→ PROBLEM DETAILS:
Only the lines from the one holding "Type out the text in this image." to the end of the data should be echoed, exactly as they appear, minus the pictures.

→ DATA EXCERPTS:

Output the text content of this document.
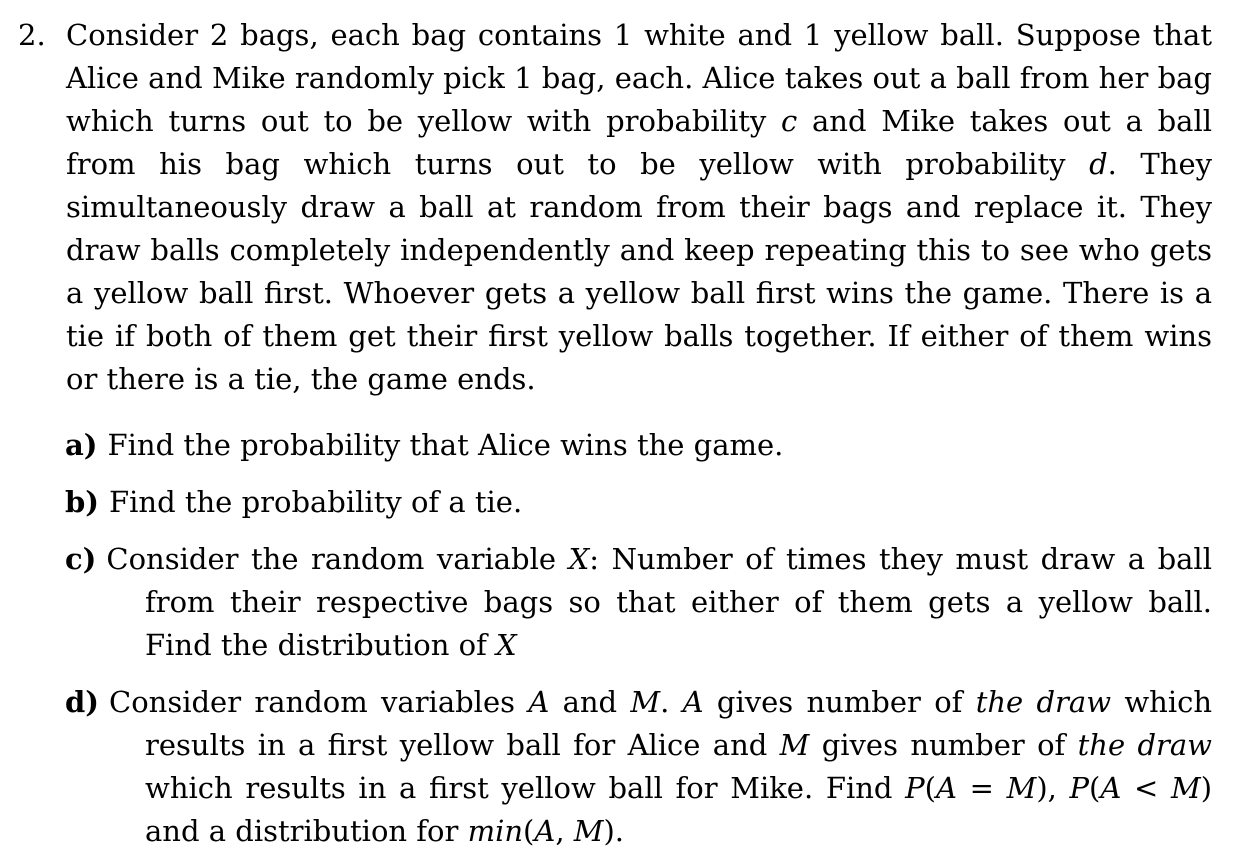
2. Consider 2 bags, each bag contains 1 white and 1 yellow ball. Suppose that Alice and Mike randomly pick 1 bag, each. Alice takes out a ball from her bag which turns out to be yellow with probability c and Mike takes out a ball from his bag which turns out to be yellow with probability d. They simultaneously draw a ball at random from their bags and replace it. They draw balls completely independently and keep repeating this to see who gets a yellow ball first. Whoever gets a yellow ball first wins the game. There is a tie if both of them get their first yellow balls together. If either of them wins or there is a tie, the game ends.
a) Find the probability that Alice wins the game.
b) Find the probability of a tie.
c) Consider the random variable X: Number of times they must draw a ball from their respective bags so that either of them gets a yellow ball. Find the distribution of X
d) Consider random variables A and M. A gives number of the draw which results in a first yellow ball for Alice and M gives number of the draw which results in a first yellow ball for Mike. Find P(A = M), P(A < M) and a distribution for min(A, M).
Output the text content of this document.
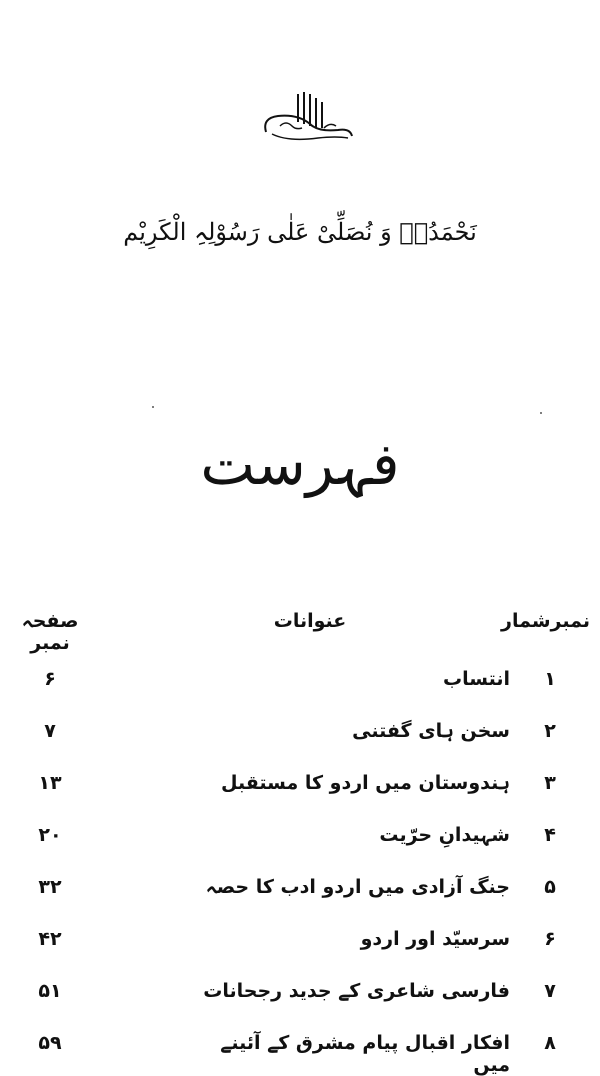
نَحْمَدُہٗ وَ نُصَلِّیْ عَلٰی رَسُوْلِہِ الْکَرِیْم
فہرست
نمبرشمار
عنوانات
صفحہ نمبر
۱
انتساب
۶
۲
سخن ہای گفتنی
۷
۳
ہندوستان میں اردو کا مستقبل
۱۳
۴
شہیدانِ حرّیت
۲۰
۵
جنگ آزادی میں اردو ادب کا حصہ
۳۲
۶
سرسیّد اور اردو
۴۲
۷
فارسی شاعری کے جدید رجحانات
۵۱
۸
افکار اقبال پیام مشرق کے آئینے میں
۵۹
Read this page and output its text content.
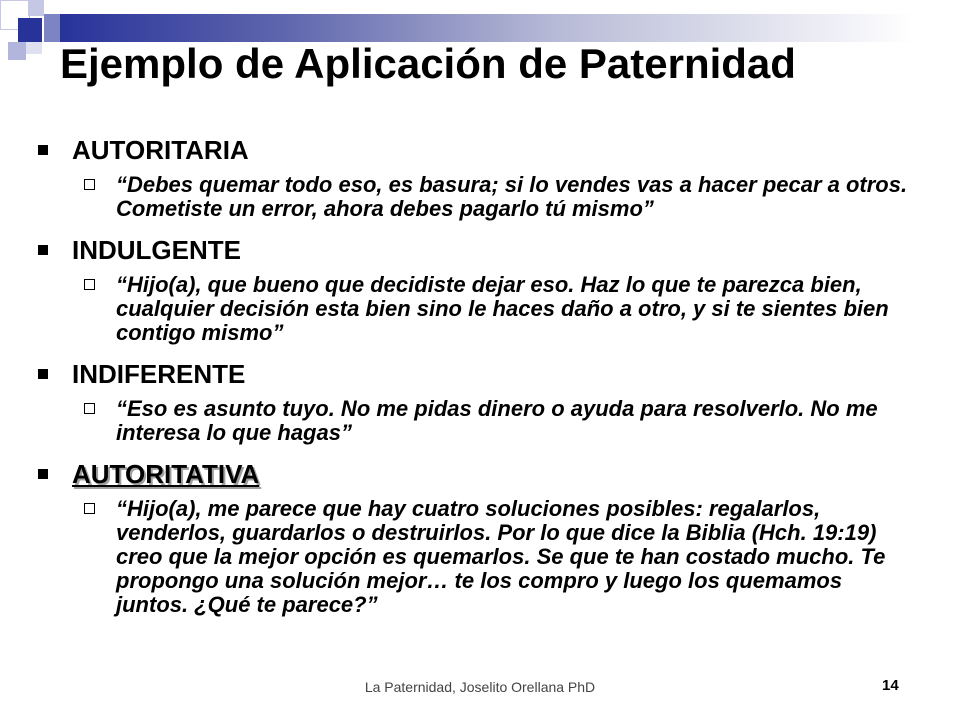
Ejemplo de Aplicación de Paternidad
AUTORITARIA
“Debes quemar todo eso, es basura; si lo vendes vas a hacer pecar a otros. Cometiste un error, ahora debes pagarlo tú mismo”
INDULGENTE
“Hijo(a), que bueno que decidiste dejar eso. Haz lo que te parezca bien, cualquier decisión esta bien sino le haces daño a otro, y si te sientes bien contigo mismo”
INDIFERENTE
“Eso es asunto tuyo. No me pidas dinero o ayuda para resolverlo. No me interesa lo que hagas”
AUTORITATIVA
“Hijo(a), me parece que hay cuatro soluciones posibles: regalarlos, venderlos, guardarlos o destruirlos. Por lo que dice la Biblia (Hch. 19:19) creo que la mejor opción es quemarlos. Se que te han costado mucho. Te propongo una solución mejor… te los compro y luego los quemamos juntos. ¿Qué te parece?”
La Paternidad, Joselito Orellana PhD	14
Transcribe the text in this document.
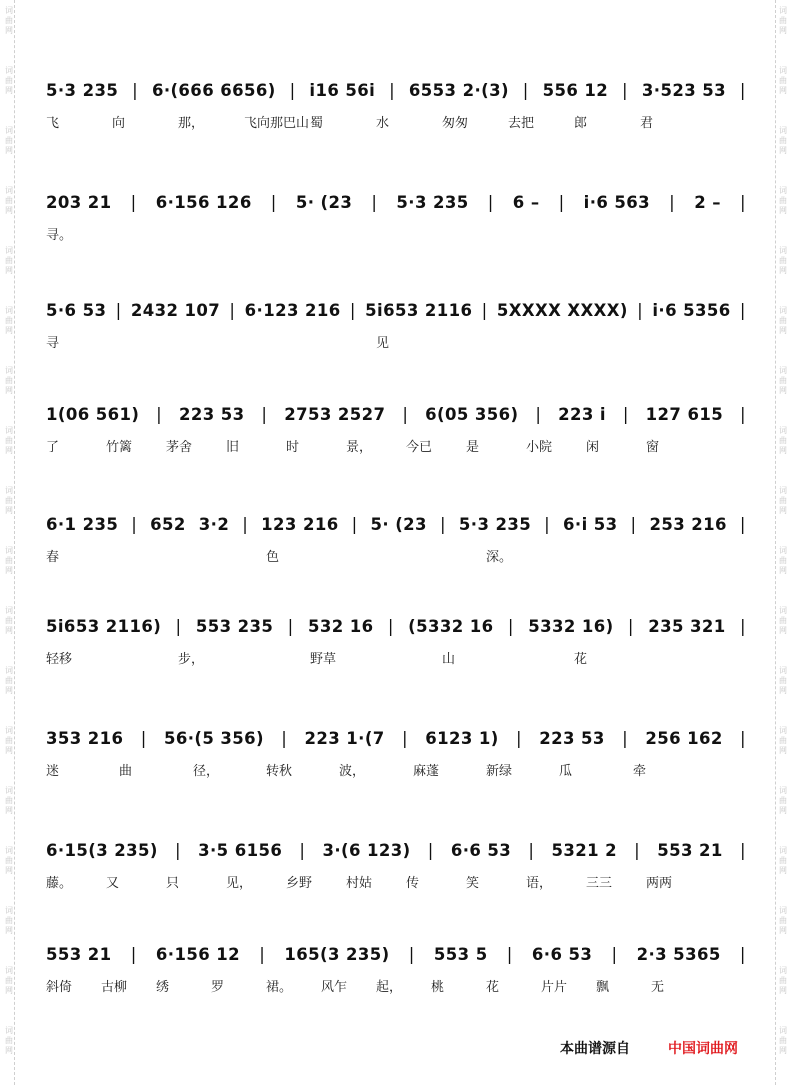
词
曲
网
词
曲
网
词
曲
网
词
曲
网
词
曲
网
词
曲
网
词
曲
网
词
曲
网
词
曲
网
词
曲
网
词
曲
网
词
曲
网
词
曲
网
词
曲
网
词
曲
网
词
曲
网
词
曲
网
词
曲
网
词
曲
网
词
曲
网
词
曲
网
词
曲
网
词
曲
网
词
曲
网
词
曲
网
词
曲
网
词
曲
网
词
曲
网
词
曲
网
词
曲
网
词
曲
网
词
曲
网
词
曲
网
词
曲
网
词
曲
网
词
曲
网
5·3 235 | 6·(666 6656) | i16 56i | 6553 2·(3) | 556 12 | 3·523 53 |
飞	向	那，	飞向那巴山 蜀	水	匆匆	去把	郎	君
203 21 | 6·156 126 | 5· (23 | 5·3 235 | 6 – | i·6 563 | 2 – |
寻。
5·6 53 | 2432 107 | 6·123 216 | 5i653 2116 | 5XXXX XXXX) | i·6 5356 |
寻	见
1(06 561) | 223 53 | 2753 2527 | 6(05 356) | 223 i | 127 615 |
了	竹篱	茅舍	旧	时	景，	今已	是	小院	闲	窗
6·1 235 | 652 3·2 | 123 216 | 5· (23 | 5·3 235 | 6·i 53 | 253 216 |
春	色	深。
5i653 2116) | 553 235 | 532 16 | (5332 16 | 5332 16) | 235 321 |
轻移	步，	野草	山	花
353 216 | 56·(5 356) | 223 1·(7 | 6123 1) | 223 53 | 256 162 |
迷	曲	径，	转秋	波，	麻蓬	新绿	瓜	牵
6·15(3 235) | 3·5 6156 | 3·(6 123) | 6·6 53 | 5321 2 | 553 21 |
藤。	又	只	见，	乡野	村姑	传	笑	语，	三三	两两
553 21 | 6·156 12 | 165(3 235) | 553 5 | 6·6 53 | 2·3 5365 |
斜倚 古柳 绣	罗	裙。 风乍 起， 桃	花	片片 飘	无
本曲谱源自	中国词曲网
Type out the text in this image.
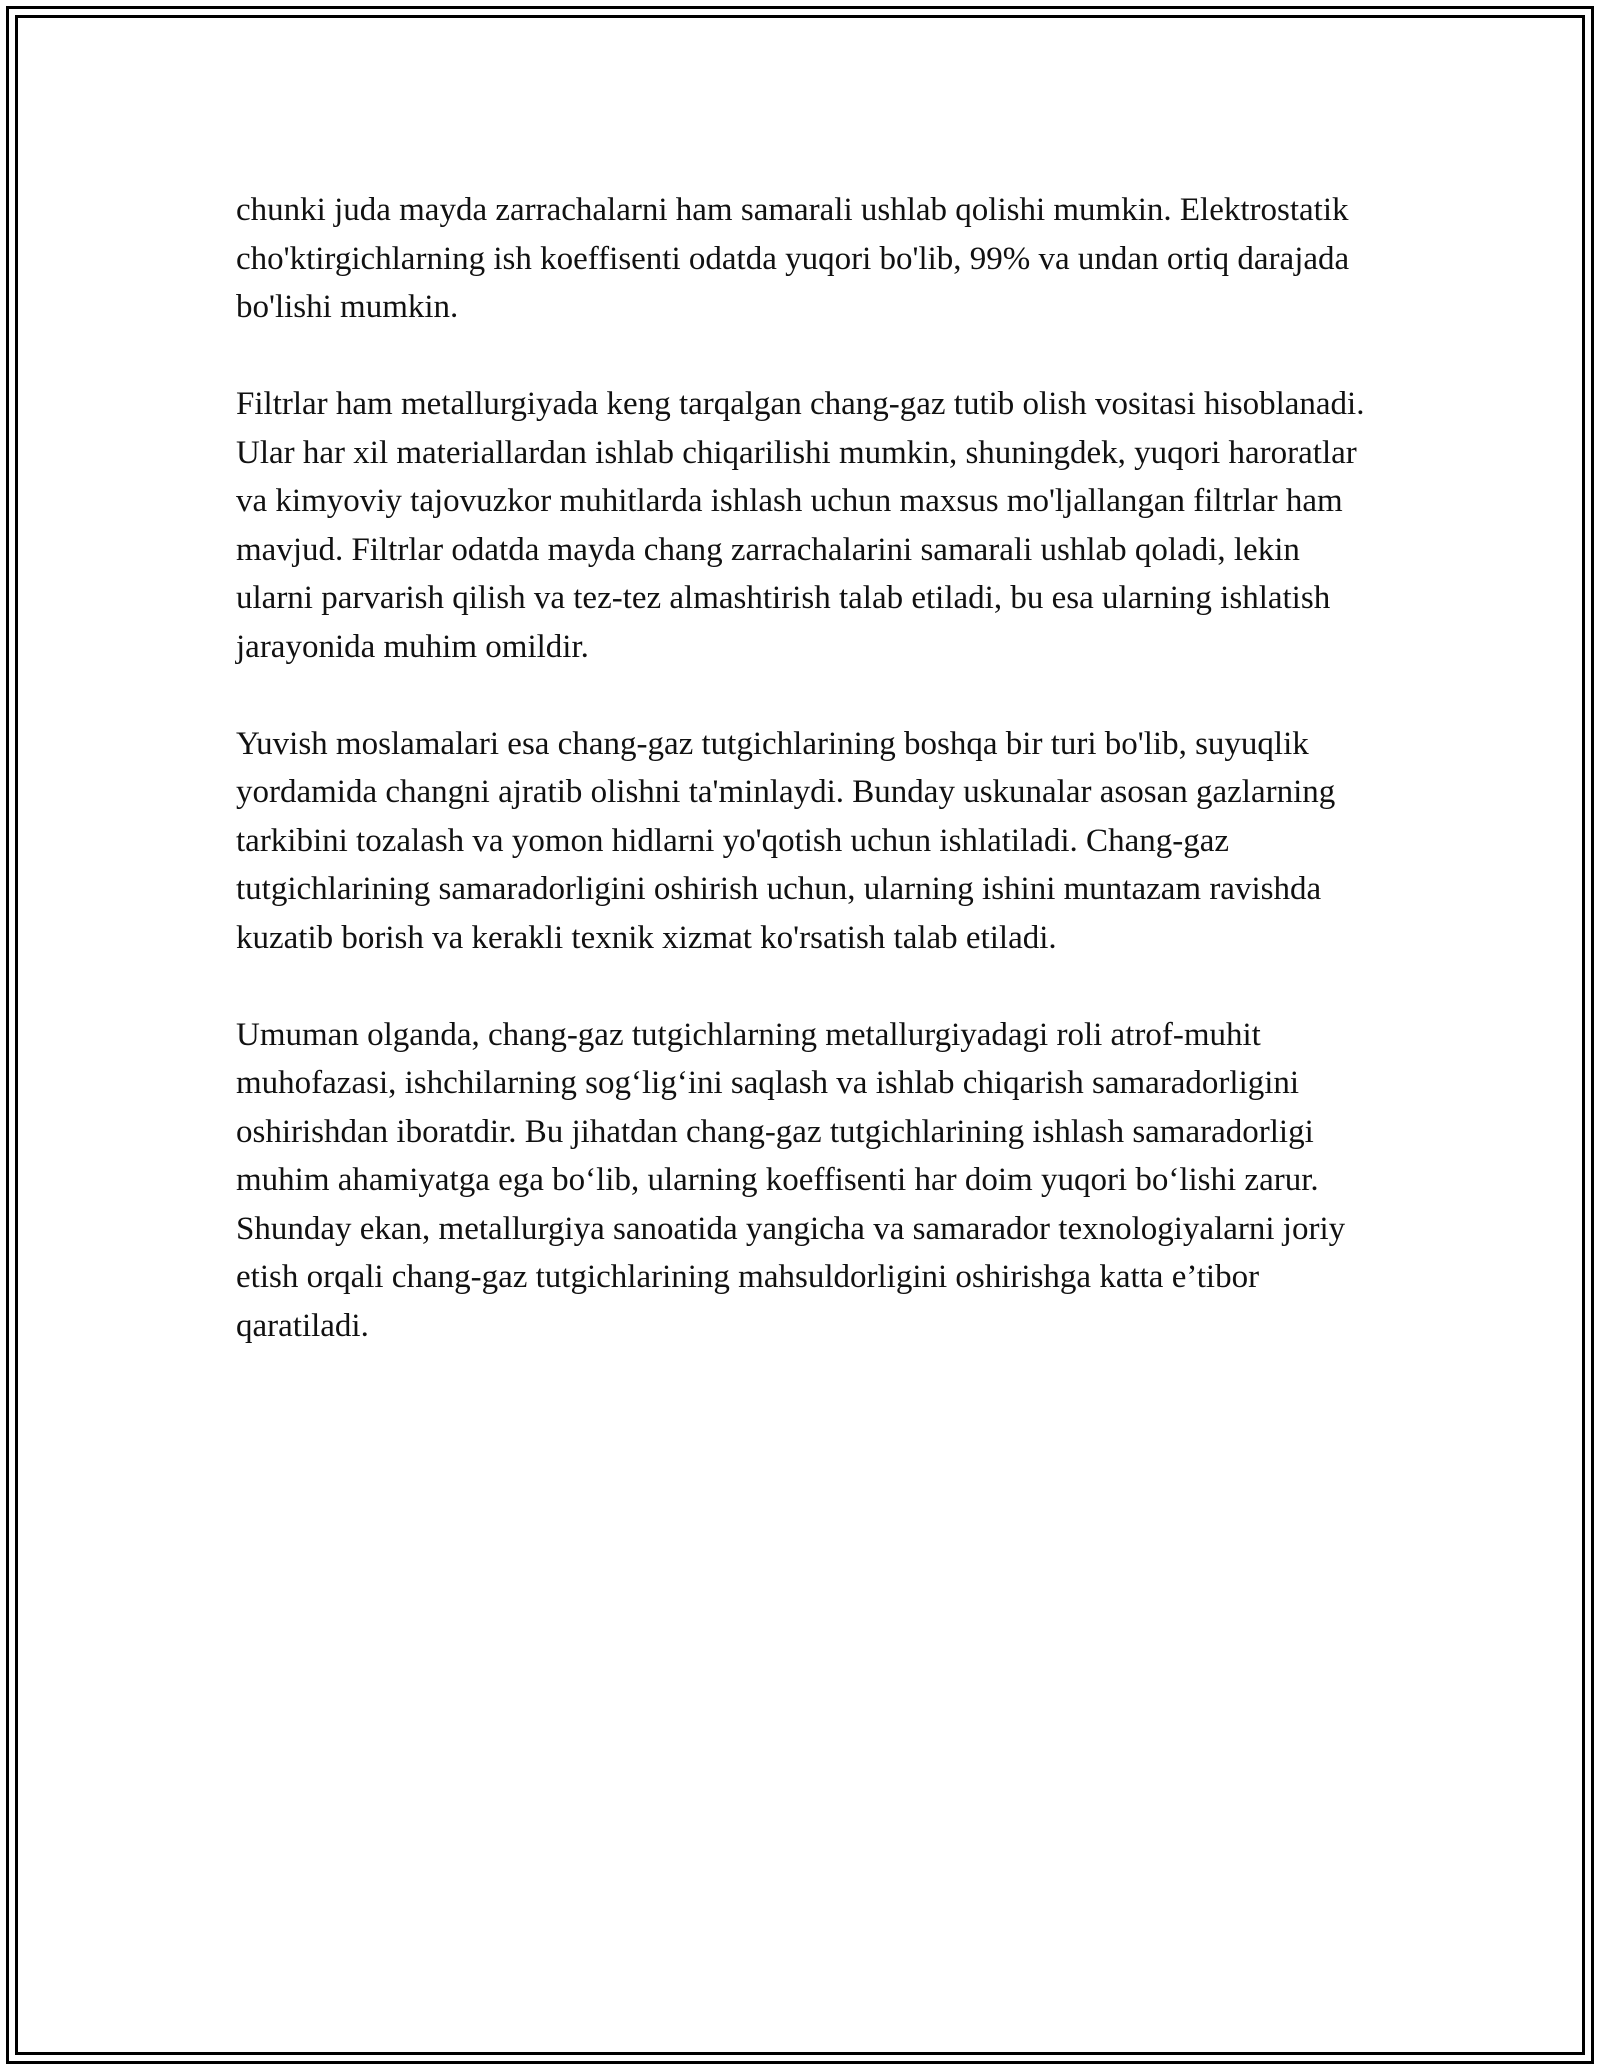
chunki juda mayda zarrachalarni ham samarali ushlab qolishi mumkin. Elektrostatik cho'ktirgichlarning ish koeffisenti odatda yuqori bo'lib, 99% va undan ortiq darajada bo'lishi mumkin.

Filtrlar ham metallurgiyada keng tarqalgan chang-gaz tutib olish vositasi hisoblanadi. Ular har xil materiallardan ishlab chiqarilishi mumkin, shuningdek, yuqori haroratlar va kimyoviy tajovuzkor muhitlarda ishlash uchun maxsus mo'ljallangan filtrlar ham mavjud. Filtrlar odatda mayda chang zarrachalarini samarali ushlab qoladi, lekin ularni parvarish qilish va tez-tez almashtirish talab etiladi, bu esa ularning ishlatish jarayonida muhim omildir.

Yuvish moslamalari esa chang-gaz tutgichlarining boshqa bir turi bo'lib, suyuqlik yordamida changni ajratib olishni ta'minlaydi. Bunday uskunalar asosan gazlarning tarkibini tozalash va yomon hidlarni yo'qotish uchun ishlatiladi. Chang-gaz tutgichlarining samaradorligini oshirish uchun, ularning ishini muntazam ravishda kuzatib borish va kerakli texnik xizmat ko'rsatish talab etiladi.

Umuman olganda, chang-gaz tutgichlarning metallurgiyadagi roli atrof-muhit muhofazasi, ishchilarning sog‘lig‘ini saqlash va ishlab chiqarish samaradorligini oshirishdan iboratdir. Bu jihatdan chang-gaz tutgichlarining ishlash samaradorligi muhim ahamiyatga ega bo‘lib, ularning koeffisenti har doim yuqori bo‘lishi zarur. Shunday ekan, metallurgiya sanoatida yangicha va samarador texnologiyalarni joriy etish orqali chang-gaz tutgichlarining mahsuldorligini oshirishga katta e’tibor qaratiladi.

→ SOLUTION TO THIS PROBLEM:
Type out the text in this image.
chunki juda mayda zarrachalarni ham samarali ushlab qolishi mumkin. Elektrostatik cho'ktirgichlarning ish koeffisenti odatda yuqori bo'lib, 99% va undan ortiq darajada bo'lishi mumkin.

Filtrlar ham metallurgiyada keng tarqalgan chang-gaz tutib olish vositasi hisoblanadi. Ular har xil materiallardan ishlab chiqarilishi mumkin, shuningdek, yuqori haroratlar va kimyoviy tajovuzkor muhitlarda ishlash uchun maxsus mo'ljallangan filtrlar ham mavjud. Filtrlar odatda mayda chang zarrachalarini samarali ushlab qoladi, lekin ularni parvarish qilish va tez-tez almashtirish talab etiladi, bu esa ularning ishlatish jarayonida muhim omildir.

Yuvish moslamalari esa chang-gaz tutgichlarining boshqa bir turi bo'lib, suyuqlik yordamida changni ajratib olishni ta'minlaydi. Bunday uskunalar asosan gazlarning tarkibini tozalash va yomon hidlarni yo'qotish uchun ishlatiladi. Chang-gaz tutgichlarining samaradorligini oshirish uchun, ularning ishini muntazam ravishda kuzatib borish va kerakli texnik xizmat ko'rsatish talab etiladi.

Umuman olganda, chang-gaz tutgichlarning metallurgiyadagi roli atrof-muhit muhofazasi, ishchilarning sog‘lig‘ini saqlash va ishlab chiqarish samaradorligini oshirishdan iboratdir. Bu jihatdan chang-gaz tutgichlarining ishlash samaradorligi muhim ahamiyatga ega bo‘lib, ularning koeffisenti har doim yuqori bo‘lishi zarur. Shunday ekan, metallurgiya sanoatida yangicha va samarador texnologiyalarni joriy etish orqali chang-gaz tutgichlarining mahsuldorligini oshirishga katta e’tibor qaratiladi.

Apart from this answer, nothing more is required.